Dataset items
-- BEGIN --

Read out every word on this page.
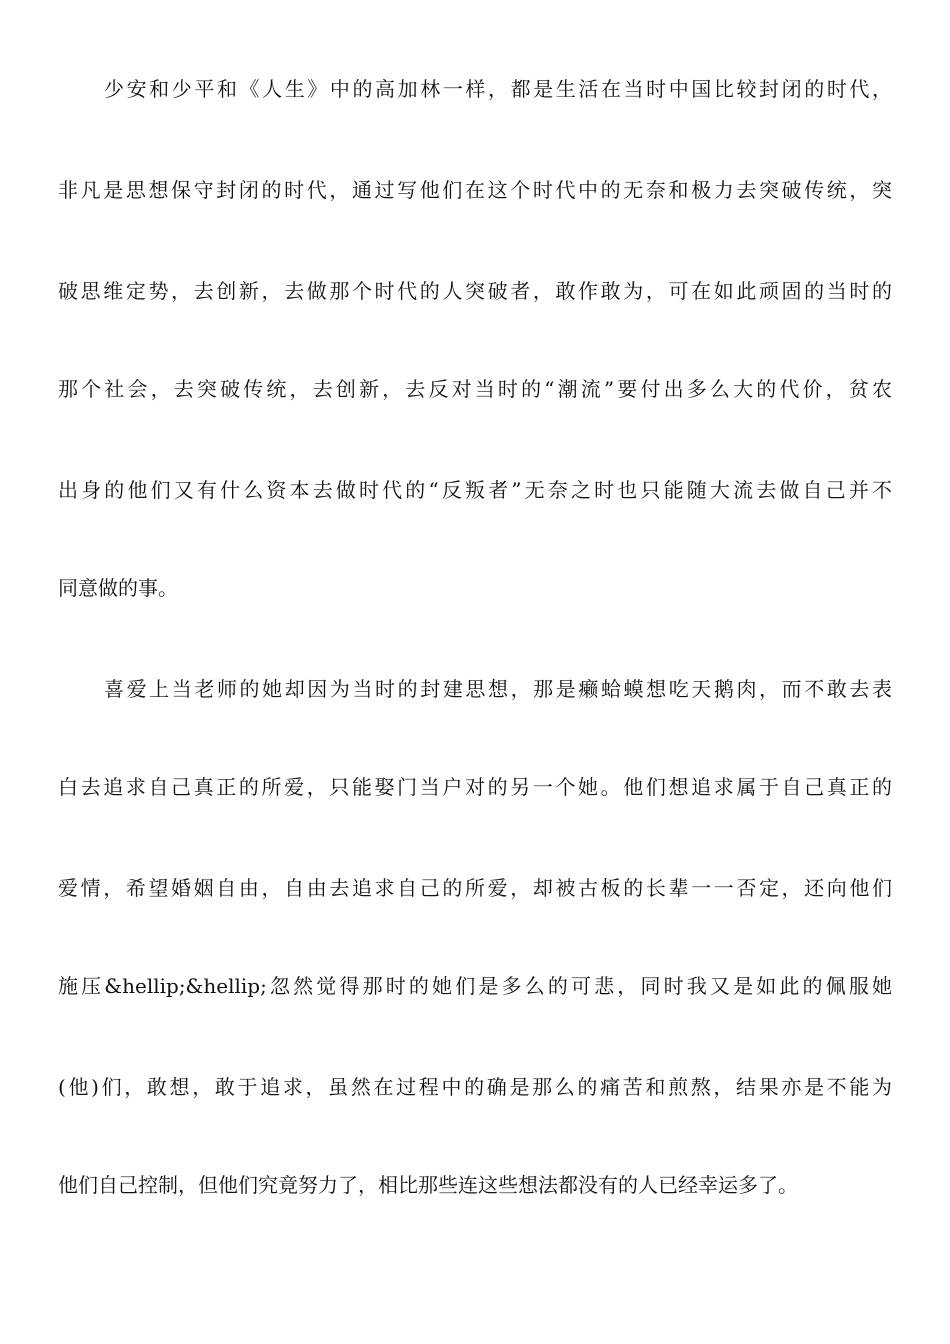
少安和少平和《人生》中的高加林一样，都是生活在当时中国比较封闭的时代，
非凡是思想保守封闭的时代，通过写他们在这个时代中的无奈和极力去突破传统，突
破思维定势，去创新，去做那个时代的人突破者，敢作敢为，可在如此顽固的当时的
那个社会，去突破传统，去创新，去反对当时的“潮流”要付出多么大的代价，贫农
出身的他们又有什么资本去做时代的“反叛者”无奈之时也只能随大流去做自己并不
同意做的事。
喜爱上当老师的她却因为当时的封建思想，那是癞蛤蟆想吃天鹅肉，而不敢去表
白去追求自己真正的所爱，只能娶门当户对的另一个她。他们想追求属于自己真正的
爱情，希望婚姻自由，自由去追求自己的所爱，却被古板的长辈一一否定，还向他们
施压&hellip;&hellip;忽然觉得那时的她们是多么的可悲，同时我又是如此的佩服她
(他)们，敢想，敢于追求，虽然在过程中的确是那么的痛苦和煎熬，结果亦是不能为
他们自己控制，但他们究竟努力了，相比那些连这些想法都没有的人已经幸运多了。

-- END --

What is being asked
Output the full set of records above without changing a word, and drop the images.

Exercise answer
Read out every word on this page.
少安和少平和《人生》中的高加林一样，都是生活在当时中国比较封闭的时代，
非凡是思想保守封闭的时代，通过写他们在这个时代中的无奈和极力去突破传统，突
破思维定势，去创新，去做那个时代的人突破者，敢作敢为，可在如此顽固的当时的
那个社会，去突破传统，去创新，去反对当时的“潮流”要付出多么大的代价，贫农
出身的他们又有什么资本去做时代的“反叛者”无奈之时也只能随大流去做自己并不
同意做的事。
喜爱上当老师的她却因为当时的封建思想，那是癞蛤蟆想吃天鹅肉，而不敢去表
白去追求自己真正的所爱，只能娶门当户对的另一个她。他们想追求属于自己真正的
爱情，希望婚姻自由，自由去追求自己的所爱，却被古板的长辈一一否定，还向他们
施压&hellip;&hellip;忽然觉得那时的她们是多么的可悲，同时我又是如此的佩服她
(他)们，敢想，敢于追求，虽然在过程中的确是那么的痛苦和煎熬，结果亦是不能为
他们自己控制，但他们究竟努力了，相比那些连这些想法都没有的人已经幸运多了。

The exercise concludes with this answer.